What you have to do: Retype the lines that run from the start of the entries through the line containing "category-label: Passende <box>66", including both ends.

(Spatial annotation entries)

**********

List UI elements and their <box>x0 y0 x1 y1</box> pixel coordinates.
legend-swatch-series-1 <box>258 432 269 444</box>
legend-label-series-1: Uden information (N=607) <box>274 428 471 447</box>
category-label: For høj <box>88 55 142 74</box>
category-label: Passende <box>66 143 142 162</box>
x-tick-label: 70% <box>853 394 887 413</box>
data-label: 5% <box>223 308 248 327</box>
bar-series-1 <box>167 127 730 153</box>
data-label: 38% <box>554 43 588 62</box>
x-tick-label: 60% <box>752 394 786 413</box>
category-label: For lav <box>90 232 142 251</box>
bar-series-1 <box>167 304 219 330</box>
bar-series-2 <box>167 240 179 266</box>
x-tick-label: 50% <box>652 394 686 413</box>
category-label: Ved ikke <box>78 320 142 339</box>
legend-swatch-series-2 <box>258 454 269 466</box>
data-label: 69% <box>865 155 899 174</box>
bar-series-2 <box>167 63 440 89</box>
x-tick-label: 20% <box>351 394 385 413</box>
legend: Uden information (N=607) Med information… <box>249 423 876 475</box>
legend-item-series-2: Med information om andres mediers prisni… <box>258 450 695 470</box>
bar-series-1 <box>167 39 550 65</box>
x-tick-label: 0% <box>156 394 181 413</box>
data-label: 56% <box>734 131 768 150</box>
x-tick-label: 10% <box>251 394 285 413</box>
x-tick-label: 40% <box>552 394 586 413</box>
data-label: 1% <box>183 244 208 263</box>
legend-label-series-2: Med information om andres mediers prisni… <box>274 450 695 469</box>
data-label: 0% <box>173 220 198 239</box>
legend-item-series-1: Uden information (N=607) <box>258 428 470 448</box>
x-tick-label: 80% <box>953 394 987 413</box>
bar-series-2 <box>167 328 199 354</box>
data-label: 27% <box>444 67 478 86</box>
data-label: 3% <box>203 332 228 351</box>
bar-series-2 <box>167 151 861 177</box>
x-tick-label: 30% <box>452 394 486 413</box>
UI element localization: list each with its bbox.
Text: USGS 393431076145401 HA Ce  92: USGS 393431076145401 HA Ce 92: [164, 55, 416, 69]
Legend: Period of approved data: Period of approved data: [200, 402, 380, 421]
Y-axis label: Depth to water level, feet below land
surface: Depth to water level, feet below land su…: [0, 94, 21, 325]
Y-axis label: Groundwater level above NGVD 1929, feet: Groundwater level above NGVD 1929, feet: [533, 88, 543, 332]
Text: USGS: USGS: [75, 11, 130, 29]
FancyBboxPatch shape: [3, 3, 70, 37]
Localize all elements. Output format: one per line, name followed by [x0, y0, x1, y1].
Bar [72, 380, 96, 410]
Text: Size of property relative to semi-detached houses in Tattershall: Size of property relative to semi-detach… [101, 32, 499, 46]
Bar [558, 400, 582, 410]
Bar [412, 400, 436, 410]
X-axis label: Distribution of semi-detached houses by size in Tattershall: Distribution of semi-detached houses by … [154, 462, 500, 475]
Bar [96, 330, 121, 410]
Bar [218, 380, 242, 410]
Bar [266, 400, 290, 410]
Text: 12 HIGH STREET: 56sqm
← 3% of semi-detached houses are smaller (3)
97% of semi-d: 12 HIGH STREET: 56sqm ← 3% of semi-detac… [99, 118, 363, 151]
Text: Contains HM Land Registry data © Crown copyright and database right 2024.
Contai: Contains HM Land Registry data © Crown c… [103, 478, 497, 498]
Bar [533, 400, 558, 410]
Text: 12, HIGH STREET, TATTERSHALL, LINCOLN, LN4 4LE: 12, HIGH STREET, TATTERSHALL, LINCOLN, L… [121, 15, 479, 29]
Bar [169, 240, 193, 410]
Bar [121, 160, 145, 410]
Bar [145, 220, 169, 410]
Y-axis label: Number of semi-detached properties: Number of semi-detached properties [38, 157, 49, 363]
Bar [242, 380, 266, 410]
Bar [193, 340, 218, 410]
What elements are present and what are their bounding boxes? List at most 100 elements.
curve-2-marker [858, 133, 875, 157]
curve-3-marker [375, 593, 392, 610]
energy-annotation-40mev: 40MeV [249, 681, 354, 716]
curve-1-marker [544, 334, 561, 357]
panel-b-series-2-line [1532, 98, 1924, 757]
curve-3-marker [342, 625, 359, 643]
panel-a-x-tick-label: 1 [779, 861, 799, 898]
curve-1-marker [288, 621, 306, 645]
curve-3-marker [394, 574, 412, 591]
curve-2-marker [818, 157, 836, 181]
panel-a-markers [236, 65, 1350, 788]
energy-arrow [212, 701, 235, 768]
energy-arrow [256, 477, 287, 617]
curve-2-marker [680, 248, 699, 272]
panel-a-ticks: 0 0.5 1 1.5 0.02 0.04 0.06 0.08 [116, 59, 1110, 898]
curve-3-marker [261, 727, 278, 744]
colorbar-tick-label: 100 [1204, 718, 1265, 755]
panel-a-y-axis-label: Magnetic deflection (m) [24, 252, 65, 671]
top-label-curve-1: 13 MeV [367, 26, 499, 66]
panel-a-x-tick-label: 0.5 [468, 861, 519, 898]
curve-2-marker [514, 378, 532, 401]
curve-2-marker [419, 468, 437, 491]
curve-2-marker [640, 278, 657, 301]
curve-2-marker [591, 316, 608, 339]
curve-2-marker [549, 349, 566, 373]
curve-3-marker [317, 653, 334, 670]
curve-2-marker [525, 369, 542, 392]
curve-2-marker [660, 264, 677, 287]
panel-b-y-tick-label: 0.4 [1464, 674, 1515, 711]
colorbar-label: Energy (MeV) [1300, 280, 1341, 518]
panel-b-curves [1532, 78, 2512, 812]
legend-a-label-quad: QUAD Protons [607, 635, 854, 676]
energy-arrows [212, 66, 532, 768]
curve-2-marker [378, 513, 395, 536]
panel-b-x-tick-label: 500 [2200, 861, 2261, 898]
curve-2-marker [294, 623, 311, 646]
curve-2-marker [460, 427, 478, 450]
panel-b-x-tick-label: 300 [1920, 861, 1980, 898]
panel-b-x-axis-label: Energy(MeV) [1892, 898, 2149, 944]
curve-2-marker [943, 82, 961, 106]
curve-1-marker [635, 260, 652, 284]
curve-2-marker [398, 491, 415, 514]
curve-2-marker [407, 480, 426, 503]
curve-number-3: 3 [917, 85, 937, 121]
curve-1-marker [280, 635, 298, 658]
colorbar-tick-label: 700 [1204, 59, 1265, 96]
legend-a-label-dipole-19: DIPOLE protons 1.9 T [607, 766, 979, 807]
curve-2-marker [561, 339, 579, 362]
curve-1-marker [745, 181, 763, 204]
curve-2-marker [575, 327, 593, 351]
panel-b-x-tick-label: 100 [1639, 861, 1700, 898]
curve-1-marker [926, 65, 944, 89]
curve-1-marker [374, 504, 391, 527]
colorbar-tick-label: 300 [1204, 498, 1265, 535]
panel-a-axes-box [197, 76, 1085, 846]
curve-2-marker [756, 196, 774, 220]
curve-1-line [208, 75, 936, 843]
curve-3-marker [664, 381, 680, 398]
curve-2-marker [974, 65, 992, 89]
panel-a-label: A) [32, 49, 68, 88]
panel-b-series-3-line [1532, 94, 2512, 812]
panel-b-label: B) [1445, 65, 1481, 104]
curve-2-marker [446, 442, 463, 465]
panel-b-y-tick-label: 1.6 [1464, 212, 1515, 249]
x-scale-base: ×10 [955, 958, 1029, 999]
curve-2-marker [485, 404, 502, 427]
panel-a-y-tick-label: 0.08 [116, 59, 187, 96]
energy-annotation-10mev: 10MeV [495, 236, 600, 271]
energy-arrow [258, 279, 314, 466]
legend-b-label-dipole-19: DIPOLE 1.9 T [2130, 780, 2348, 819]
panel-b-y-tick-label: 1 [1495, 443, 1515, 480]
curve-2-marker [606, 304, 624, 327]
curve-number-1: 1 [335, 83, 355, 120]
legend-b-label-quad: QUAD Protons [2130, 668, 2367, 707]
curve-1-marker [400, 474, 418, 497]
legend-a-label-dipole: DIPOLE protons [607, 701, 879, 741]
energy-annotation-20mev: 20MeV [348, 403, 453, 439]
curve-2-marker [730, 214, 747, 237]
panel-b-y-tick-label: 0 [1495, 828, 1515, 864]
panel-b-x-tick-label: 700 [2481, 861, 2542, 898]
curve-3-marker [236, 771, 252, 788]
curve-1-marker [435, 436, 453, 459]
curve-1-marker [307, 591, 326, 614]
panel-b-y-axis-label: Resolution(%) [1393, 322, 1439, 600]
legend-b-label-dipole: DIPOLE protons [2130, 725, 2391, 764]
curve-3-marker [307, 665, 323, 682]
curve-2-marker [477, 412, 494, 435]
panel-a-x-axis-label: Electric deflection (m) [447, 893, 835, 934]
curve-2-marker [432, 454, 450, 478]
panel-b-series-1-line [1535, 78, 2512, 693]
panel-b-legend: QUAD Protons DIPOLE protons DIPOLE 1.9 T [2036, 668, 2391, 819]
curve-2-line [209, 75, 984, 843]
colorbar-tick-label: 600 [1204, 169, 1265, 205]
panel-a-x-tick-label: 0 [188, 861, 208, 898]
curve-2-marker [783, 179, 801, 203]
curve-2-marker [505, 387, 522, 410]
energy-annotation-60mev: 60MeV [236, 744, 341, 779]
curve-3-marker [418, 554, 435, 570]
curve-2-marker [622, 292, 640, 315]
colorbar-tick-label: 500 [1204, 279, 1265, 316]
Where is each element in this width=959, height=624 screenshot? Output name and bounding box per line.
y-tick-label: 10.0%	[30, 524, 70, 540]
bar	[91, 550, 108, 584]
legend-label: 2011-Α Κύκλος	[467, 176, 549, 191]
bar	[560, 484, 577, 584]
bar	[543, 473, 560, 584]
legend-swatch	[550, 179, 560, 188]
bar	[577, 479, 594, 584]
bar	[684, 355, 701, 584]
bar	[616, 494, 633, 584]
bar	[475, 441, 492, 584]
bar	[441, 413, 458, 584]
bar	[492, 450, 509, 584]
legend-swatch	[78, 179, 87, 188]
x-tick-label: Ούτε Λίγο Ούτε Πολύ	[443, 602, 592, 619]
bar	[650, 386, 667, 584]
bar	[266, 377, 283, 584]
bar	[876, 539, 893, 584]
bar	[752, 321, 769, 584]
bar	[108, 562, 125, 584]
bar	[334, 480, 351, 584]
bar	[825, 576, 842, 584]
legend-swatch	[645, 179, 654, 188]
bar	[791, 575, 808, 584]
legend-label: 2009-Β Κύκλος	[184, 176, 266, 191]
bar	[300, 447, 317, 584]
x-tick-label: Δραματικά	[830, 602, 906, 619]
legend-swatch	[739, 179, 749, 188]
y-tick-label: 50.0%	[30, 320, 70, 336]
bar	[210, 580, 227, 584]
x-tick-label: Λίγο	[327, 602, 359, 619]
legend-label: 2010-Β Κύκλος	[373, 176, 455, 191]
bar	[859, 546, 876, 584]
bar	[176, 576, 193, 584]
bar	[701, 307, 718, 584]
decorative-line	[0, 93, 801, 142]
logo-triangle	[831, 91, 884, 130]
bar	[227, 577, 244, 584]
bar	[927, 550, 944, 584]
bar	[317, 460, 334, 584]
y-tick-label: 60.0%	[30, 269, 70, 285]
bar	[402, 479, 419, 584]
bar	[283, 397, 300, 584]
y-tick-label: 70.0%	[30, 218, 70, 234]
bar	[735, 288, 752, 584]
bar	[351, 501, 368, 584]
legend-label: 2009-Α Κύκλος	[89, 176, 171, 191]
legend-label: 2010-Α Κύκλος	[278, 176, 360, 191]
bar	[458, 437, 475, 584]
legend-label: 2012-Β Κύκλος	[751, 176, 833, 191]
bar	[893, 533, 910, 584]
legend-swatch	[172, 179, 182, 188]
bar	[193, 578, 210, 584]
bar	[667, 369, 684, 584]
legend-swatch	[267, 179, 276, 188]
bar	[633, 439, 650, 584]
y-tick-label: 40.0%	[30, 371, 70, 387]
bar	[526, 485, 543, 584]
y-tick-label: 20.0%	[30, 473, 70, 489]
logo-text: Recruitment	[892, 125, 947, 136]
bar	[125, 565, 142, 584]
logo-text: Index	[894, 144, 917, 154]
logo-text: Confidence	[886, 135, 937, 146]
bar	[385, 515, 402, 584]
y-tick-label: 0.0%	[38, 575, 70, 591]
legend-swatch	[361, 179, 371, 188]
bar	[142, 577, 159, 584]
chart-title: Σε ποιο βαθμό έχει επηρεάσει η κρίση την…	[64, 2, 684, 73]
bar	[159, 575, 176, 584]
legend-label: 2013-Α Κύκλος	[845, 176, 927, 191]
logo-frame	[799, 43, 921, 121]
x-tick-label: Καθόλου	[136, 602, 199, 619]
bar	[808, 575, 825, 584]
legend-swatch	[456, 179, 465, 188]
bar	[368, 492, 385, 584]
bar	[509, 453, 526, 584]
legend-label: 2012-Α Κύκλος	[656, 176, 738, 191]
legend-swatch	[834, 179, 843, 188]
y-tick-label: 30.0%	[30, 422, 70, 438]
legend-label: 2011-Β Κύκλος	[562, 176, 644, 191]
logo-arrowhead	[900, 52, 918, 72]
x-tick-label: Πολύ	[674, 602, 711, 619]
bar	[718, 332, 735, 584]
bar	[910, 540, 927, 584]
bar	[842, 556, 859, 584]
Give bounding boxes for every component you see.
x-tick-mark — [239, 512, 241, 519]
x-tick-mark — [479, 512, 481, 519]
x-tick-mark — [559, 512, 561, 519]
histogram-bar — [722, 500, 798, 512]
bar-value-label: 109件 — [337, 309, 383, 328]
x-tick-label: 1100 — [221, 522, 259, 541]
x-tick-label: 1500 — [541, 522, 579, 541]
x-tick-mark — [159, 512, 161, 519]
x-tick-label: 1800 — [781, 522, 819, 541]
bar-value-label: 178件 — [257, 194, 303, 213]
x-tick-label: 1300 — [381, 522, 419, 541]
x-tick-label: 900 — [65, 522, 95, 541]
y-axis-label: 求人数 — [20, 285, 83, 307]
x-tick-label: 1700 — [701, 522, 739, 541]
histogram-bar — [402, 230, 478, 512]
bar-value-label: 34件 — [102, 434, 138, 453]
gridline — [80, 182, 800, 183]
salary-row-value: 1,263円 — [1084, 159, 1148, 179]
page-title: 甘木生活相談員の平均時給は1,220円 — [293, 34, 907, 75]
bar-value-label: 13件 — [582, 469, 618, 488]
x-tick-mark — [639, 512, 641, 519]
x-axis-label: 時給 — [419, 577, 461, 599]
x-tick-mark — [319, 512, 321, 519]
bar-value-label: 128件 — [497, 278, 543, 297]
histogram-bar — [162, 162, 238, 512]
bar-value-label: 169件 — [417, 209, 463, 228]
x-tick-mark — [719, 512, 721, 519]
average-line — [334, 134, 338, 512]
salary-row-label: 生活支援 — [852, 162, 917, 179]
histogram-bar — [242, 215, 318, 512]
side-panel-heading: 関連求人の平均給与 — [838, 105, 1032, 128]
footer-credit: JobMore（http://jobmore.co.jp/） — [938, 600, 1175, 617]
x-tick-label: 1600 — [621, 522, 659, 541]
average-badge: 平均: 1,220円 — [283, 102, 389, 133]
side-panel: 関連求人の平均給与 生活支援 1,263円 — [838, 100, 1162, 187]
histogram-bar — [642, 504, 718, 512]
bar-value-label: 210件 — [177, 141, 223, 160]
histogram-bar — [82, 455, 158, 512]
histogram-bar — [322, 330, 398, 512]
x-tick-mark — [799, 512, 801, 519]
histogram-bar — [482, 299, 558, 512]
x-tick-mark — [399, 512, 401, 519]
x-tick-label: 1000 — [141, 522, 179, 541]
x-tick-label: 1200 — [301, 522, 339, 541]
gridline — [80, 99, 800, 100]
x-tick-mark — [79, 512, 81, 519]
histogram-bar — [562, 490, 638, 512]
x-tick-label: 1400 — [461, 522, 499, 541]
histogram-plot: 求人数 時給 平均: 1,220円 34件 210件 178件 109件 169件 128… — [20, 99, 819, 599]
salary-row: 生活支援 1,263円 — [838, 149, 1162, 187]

**********

Task answer:
List UI elements and their <box>x0 y0 x1 y1</box> pixel coordinates.
legend-swatch-series-1 <box>258 432 269 444</box>
legend-label-series-1: Uden information (N=607) <box>274 428 471 447</box>
category-label: For høj <box>88 55 142 74</box>
category-label: Passende <box>66 143 142 162</box>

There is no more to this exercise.